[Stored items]
|---|

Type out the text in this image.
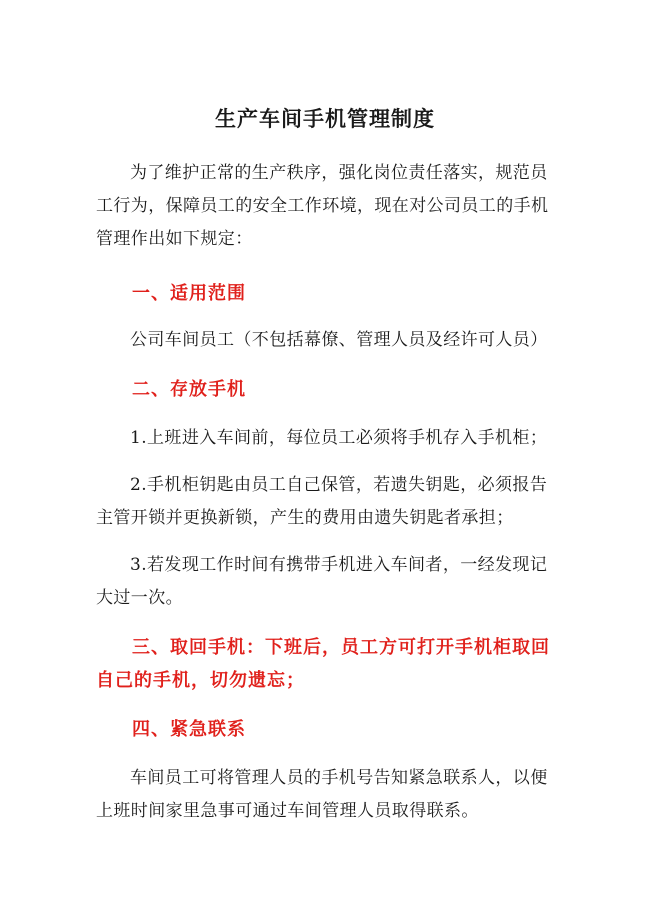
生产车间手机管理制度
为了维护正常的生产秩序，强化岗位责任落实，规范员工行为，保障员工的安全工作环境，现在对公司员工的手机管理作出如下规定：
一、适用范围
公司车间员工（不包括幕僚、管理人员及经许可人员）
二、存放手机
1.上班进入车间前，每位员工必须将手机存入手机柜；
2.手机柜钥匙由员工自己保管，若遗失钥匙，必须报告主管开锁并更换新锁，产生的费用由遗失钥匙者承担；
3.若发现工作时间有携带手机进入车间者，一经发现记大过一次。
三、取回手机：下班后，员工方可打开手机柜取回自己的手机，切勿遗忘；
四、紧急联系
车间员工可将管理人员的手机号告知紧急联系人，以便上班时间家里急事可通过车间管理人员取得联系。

|---|

_Required task_
The records above must be echoed exactly, minus their pictures.

_Response to the task_
Type out the text in this image.
生产车间手机管理制度
为了维护正常的生产秩序，强化岗位责任落实，规范员工行为，保障员工的安全工作环境，现在对公司员工的手机管理作出如下规定：
一、适用范围
公司车间员工（不包括幕僚、管理人员及经许可人员）
二、存放手机
1.上班进入车间前，每位员工必须将手机存入手机柜；
2.手机柜钥匙由员工自己保管，若遗失钥匙，必须报告主管开锁并更换新锁，产生的费用由遗失钥匙者承担；
3.若发现工作时间有携带手机进入车间者，一经发现记大过一次。
三、取回手机：下班后，员工方可打开手机柜取回自己的手机，切勿遗忘；
四、紧急联系
车间员工可将管理人员的手机号告知紧急联系人，以便上班时间家里急事可通过车间管理人员取得联系。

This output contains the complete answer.